Given problem :: Reproduce the records verbatim, starting at the line containing "Give me the" and ending at the line containing "dimensions-bottom: 1270 5300", with both of those lines included. Omit the pictures from your answer.
═══ Extracted entries
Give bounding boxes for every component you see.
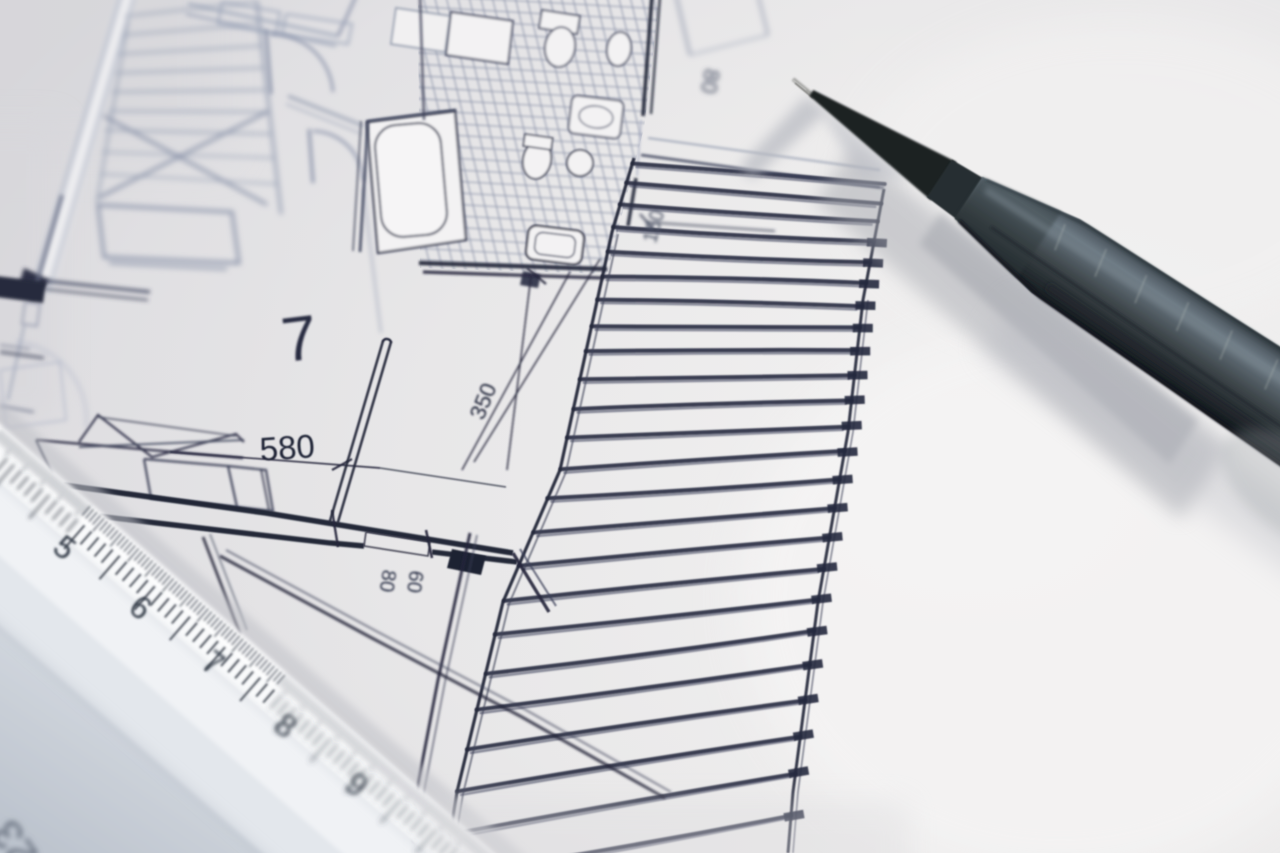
══════
═══ Extracted entries
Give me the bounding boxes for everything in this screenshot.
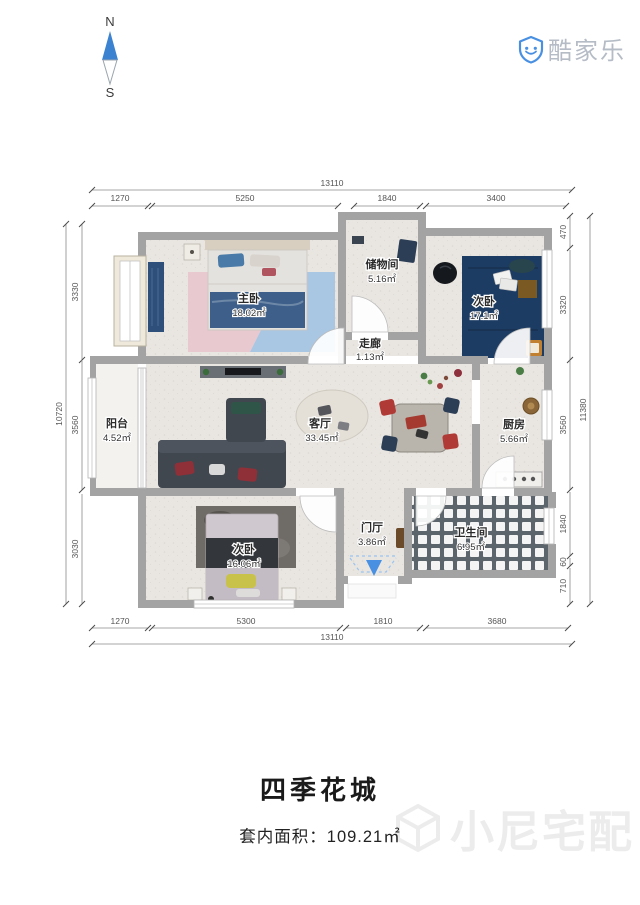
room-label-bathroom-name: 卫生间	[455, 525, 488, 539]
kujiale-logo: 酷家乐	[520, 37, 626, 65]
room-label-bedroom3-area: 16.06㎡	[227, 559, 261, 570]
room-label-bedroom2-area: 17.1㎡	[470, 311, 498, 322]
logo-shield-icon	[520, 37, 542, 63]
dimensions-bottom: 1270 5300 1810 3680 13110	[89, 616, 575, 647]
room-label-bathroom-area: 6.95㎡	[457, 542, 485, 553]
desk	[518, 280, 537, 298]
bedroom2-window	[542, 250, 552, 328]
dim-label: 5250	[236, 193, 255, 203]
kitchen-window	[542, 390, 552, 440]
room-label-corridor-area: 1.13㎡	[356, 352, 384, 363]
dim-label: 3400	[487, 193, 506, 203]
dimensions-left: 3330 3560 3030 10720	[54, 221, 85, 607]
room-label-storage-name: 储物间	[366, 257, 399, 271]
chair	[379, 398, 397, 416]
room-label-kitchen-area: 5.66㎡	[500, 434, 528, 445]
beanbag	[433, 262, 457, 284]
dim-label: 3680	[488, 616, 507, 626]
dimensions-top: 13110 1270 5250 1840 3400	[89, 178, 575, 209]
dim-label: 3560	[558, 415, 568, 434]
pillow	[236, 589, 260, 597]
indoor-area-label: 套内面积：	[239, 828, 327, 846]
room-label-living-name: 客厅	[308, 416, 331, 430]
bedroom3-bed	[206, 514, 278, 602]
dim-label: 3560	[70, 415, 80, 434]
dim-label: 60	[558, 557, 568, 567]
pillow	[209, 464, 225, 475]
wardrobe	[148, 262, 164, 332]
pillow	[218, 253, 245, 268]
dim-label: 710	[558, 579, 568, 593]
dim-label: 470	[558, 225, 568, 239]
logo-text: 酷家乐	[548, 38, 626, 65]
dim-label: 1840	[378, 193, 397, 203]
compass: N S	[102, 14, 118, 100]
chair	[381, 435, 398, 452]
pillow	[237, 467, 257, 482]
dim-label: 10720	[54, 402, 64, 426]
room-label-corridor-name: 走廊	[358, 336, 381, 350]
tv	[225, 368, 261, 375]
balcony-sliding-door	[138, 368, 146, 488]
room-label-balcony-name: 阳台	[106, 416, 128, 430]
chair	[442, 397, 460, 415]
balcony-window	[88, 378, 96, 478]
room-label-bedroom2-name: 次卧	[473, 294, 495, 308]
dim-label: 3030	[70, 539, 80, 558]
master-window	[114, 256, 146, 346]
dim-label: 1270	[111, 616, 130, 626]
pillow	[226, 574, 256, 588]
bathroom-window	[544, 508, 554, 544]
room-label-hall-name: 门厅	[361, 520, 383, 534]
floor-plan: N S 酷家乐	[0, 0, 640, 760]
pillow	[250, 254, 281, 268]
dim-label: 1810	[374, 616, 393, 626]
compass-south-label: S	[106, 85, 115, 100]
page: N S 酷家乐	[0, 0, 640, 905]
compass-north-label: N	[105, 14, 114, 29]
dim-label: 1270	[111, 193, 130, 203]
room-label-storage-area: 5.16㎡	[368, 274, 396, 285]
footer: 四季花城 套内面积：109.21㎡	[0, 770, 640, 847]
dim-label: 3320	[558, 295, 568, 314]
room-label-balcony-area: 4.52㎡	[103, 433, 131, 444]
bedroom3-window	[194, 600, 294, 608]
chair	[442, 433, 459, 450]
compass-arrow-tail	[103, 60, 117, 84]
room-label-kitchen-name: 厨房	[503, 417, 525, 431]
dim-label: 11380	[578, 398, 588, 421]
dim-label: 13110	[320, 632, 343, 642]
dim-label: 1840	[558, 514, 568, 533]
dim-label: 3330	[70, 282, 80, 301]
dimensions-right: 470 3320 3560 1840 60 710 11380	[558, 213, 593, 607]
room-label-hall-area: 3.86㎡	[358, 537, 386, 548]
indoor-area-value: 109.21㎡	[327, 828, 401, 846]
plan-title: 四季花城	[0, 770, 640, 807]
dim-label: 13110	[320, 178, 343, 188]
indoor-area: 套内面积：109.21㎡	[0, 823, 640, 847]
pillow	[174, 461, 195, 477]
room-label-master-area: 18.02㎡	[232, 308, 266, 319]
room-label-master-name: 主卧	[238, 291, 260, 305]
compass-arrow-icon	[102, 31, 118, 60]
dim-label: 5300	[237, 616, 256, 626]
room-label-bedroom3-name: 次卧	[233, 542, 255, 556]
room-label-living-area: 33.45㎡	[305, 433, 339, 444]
══════
Output below ::
Give me the bounding boxes for everything in this screenshot.
room-label-bathroom-name: 卫生间	[455, 525, 488, 539]
kujiale-logo: 酷家乐	[520, 37, 626, 65]
room-label-bedroom3-area: 16.06㎡	[227, 559, 261, 570]
room-label-bedroom2-area: 17.1㎡	[470, 311, 498, 322]
logo-shield-icon	[520, 37, 542, 63]
dimensions-bottom: 1270 5300 1810 3680 13110	[89, 616, 575, 647]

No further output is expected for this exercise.